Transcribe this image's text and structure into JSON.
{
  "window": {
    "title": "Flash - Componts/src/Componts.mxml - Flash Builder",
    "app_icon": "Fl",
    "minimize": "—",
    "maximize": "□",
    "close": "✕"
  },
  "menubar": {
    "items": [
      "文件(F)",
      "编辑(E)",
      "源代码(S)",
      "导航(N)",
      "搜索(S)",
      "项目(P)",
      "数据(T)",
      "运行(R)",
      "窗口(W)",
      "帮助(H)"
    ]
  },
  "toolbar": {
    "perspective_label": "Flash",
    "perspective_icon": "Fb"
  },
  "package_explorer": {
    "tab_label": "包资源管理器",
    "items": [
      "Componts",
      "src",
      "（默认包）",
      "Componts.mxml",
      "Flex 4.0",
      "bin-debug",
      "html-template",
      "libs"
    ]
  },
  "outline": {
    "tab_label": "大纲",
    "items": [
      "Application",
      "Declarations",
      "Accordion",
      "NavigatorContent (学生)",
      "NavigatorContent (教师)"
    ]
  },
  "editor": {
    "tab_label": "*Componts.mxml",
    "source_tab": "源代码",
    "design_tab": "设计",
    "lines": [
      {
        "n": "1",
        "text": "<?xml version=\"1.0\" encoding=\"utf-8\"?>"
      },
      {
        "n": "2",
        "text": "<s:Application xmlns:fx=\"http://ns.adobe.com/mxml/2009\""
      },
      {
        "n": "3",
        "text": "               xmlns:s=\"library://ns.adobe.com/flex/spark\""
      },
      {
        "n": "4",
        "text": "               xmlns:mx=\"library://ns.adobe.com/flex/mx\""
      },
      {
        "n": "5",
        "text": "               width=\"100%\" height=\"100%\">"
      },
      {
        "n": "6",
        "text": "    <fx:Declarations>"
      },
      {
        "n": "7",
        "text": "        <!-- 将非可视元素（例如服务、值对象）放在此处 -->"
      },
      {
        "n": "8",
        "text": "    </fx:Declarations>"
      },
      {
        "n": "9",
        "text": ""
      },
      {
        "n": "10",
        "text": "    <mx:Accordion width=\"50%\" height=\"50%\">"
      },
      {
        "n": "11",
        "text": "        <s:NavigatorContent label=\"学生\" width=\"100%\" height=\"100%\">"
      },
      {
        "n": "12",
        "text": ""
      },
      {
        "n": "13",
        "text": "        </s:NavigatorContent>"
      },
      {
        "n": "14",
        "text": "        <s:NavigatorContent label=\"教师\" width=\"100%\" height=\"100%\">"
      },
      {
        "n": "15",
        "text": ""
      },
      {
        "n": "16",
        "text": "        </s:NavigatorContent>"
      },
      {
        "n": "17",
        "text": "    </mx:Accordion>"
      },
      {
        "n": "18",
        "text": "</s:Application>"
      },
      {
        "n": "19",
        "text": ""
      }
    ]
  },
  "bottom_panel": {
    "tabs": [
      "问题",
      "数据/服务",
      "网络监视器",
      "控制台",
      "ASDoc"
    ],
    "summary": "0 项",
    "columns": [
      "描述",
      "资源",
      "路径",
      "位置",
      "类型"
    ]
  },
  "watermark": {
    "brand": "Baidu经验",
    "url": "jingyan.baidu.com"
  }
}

| What is expected |
Look through the entries and find each line that has the string "Flash". Copy those lines.

| Answer for this exercise |
    "title": "Flash - Componts/src/Componts.mxml - Flash Builder",
    "perspective_label": "Flash",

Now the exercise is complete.